# [TASK STATEMENT]
Restate, word for word, all of the material shown below.
━━━━
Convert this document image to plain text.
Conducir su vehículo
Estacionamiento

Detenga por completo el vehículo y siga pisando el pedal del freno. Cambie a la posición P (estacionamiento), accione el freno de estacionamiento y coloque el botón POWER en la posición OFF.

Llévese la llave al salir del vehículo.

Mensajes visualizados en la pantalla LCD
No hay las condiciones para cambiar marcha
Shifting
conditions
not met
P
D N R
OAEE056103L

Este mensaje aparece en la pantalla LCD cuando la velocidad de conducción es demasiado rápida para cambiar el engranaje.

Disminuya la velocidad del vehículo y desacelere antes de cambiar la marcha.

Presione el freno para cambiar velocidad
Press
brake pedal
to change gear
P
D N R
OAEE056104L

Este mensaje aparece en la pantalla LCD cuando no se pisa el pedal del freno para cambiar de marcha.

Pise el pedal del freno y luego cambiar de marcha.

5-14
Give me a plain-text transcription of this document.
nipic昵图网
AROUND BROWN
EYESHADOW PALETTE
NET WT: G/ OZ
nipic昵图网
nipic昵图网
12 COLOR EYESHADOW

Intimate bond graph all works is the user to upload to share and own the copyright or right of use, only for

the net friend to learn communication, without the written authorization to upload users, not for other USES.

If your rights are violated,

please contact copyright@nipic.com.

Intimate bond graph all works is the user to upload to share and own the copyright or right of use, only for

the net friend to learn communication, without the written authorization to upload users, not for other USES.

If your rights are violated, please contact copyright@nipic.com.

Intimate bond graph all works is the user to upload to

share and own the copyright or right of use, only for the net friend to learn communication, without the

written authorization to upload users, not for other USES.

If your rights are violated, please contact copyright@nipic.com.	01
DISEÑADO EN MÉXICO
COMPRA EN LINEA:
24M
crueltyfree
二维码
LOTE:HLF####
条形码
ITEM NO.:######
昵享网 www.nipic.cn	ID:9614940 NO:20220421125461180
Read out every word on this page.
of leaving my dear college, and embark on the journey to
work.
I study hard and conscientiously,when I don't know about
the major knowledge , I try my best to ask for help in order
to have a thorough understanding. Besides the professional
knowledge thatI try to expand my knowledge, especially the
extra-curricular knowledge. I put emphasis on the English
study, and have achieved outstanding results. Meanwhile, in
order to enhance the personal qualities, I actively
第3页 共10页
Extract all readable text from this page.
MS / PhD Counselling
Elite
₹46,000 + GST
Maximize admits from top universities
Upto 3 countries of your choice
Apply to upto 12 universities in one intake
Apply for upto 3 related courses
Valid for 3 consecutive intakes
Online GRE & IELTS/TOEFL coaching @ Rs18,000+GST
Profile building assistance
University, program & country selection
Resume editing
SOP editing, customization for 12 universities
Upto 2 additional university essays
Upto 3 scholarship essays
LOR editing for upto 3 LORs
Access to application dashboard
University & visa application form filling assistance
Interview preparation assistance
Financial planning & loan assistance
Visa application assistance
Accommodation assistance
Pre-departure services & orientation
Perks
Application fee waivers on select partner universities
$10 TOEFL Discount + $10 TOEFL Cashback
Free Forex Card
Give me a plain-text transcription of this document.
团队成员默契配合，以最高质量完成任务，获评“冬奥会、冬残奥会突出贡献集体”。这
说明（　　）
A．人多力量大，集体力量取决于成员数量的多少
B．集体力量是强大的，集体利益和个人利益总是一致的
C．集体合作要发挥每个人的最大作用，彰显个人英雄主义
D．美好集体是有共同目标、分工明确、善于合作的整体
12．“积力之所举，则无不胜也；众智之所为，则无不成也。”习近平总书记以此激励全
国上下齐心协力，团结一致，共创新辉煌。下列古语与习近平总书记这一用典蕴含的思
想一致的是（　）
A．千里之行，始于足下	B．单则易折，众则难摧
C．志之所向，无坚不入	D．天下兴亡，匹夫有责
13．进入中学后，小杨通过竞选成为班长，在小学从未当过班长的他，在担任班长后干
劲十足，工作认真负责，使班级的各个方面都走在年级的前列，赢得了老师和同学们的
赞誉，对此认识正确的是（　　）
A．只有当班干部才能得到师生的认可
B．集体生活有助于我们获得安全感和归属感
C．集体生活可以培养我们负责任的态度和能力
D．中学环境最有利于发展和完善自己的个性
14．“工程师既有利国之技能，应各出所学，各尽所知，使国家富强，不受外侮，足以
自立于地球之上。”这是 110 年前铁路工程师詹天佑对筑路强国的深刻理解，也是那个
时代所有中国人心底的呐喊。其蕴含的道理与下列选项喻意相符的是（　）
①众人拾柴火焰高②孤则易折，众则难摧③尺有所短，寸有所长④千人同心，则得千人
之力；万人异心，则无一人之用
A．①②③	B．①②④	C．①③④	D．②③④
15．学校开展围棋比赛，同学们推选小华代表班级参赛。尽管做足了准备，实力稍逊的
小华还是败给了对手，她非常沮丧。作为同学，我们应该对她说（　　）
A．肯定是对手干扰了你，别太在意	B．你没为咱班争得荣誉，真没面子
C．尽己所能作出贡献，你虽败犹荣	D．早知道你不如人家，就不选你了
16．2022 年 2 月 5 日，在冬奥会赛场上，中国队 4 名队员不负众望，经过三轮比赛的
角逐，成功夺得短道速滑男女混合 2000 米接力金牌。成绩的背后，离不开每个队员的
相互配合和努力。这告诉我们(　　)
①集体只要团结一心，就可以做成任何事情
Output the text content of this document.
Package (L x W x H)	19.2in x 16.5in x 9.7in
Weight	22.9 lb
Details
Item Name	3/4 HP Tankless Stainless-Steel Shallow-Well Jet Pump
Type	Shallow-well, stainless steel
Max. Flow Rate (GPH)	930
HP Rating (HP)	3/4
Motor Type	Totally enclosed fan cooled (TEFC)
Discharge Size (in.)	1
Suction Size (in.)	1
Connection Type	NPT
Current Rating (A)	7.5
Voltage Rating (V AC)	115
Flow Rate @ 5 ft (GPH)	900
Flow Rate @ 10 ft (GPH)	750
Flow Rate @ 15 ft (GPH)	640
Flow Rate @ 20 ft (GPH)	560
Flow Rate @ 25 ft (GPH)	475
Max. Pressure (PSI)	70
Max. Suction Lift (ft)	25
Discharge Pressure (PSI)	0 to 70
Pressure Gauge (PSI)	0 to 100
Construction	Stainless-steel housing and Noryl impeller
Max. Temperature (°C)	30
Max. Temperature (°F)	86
━━━━
# [SOLUTION TO THIS TASK]
Convert this document image to plain text.
Conducir su vehículo
Estacionamiento

Detenga por completo el vehículo y siga pisando el pedal del freno. Cambie a la posición P (estacionamiento), accione el freno de estacionamiento y coloque el botón POWER en la posición OFF.

Llévese la llave al salir del vehículo.

Mensajes visualizados en la pantalla LCD
No hay las condiciones para cambiar marcha
Shifting
conditions
not met
P
D N R
OAEE056103L

Este mensaje aparece en la pantalla LCD cuando la velocidad de conducción es demasiado rápida para cambiar el engranaje.

Disminuya la velocidad del vehículo y desacelere antes de cambiar la marcha.

Presione el freno para cambiar velocidad
Press
brake pedal
to change gear
P
D N R
OAEE056104L

Este mensaje aparece en la pantalla LCD cuando no se pisa el pedal del freno para cambiar de marcha.

Pise el pedal del freno y luego cambiar de marcha.

5-14
Give me a plain-text transcription of this document.
nipic昵图网
AROUND BROWN
EYESHADOW PALETTE
NET WT: G/ OZ
nipic昵图网
nipic昵图网
12 COLOR EYESHADOW

Intimate bond graph all works is the user to upload to share and own the copyright or right of use, only for

the net friend to learn communication, without the written authorization to upload users, not for other USES.

If your rights are violated,

please contact copyright@nipic.com.

Intimate bond graph all works is the user to upload to share and own the copyright or right of use, only for

the net friend to learn communication, without the written authorization to upload users, not for other USES.

If your rights are violated, please contact copyright@nipic.com.

Intimate bond graph all works is the user to upload to

share and own the copyright or right of use, only for the net friend to learn communication, without the

written authorization to upload users, not for other USES.

If your rights are violated, please contact copyright@nipic.com.	01
DISEÑADO EN MÉXICO
COMPRA EN LINEA:
24M
crueltyfree
二维码
LOTE:HLF####
条形码
ITEM NO.:######
昵享网 www.nipic.cn	ID:9614940 NO:20220421125461180
Read out every word on this page.
of leaving my dear college, and embark on the journey to
work.
I study hard and conscientiously,when I don't know about
the major knowledge , I try my best to ask for help in order
to have a thorough understanding. Besides the professional
knowledge thatI try to expand my knowledge, especially the
extra-curricular knowledge. I put emphasis on the English
study, and have achieved outstanding results. Meanwhile, in
order to enhance the personal qualities, I actively
第3页 共10页
Extract all readable text from this page.
MS / PhD Counselling
Elite
₹46,000 + GST
Maximize admits from top universities
Upto 3 countries of your choice
Apply to upto 12 universities in one intake
Apply for upto 3 related courses
Valid for 3 consecutive intakes
Online GRE & IELTS/TOEFL coaching @ Rs18,000+GST
Profile building assistance
University, program & country selection
Resume editing
SOP editing, customization for 12 universities
Upto 2 additional university essays
Upto 3 scholarship essays
LOR editing for upto 3 LORs
Access to application dashboard
University & visa application form filling assistance
Interview preparation assistance
Financial planning & loan assistance
Visa application assistance
Accommodation assistance
Pre-departure services & orientation
Perks
Application fee waivers on select partner universities
$10 TOEFL Discount + $10 TOEFL Cashback
Free Forex Card
Give me a plain-text transcription of this document.
团队成员默契配合，以最高质量完成任务，获评“冬奥会、冬残奥会突出贡献集体”。这
说明（　　）
A．人多力量大，集体力量取决于成员数量的多少
B．集体力量是强大的，集体利益和个人利益总是一致的
C．集体合作要发挥每个人的最大作用，彰显个人英雄主义
D．美好集体是有共同目标、分工明确、善于合作的整体
12．“积力之所举，则无不胜也；众智之所为，则无不成也。”习近平总书记以此激励全
国上下齐心协力，团结一致，共创新辉煌。下列古语与习近平总书记这一用典蕴含的思
想一致的是（　）
A．千里之行，始于足下	B．单则易折，众则难摧
C．志之所向，无坚不入	D．天下兴亡，匹夫有责
13．进入中学后，小杨通过竞选成为班长，在小学从未当过班长的他，在担任班长后干
劲十足，工作认真负责，使班级的各个方面都走在年级的前列，赢得了老师和同学们的
赞誉，对此认识正确的是（　　）
A．只有当班干部才能得到师生的认可
B．集体生活有助于我们获得安全感和归属感
C．集体生活可以培养我们负责任的态度和能力
D．中学环境最有利于发展和完善自己的个性
14．“工程师既有利国之技能，应各出所学，各尽所知，使国家富强，不受外侮，足以
自立于地球之上。”这是 110 年前铁路工程师詹天佑对筑路强国的深刻理解，也是那个
时代所有中国人心底的呐喊。其蕴含的道理与下列选项喻意相符的是（　）
①众人拾柴火焰高②孤则易折，众则难摧③尺有所短，寸有所长④千人同心，则得千人
之力；万人异心，则无一人之用
A．①②③	B．①②④	C．①③④	D．②③④
15．学校开展围棋比赛，同学们推选小华代表班级参赛。尽管做足了准备，实力稍逊的
小华还是败给了对手，她非常沮丧。作为同学，我们应该对她说（　　）
A．肯定是对手干扰了你，别太在意	B．你没为咱班争得荣誉，真没面子
C．尽己所能作出贡献，你虽败犹荣	D．早知道你不如人家，就不选你了
16．2022 年 2 月 5 日，在冬奥会赛场上，中国队 4 名队员不负众望，经过三轮比赛的
角逐，成功夺得短道速滑男女混合 2000 米接力金牌。成绩的背后，离不开每个队员的
相互配合和努力。这告诉我们(　　)
①集体只要团结一心，就可以做成任何事情
Output the text content of this document.
Package (L x W x H)	19.2in x 16.5in x 9.7in
Weight	22.9 lb
Details
Item Name	3/4 HP Tankless Stainless-Steel Shallow-Well Jet Pump
Type	Shallow-well, stainless steel
Max. Flow Rate (GPH)	930
HP Rating (HP)	3/4
Motor Type	Totally enclosed fan cooled (TEFC)
Discharge Size (in.)	1
Suction Size (in.)	1
Connection Type	NPT
Current Rating (A)	7.5
Voltage Rating (V AC)	115
Flow Rate @ 5 ft (GPH)	900
Flow Rate @ 10 ft (GPH)	750
Flow Rate @ 15 ft (GPH)	640
Flow Rate @ 20 ft (GPH)	560
Flow Rate @ 25 ft (GPH)	475
Max. Pressure (PSI)	70
Max. Suction Lift (ft)	25
Discharge Pressure (PSI)	0 to 70
Pressure Gauge (PSI)	0 to 100
Construction	Stainless-steel housing and Noryl impeller
Max. Temperature (°C)	30
Max. Temperature (°F)	86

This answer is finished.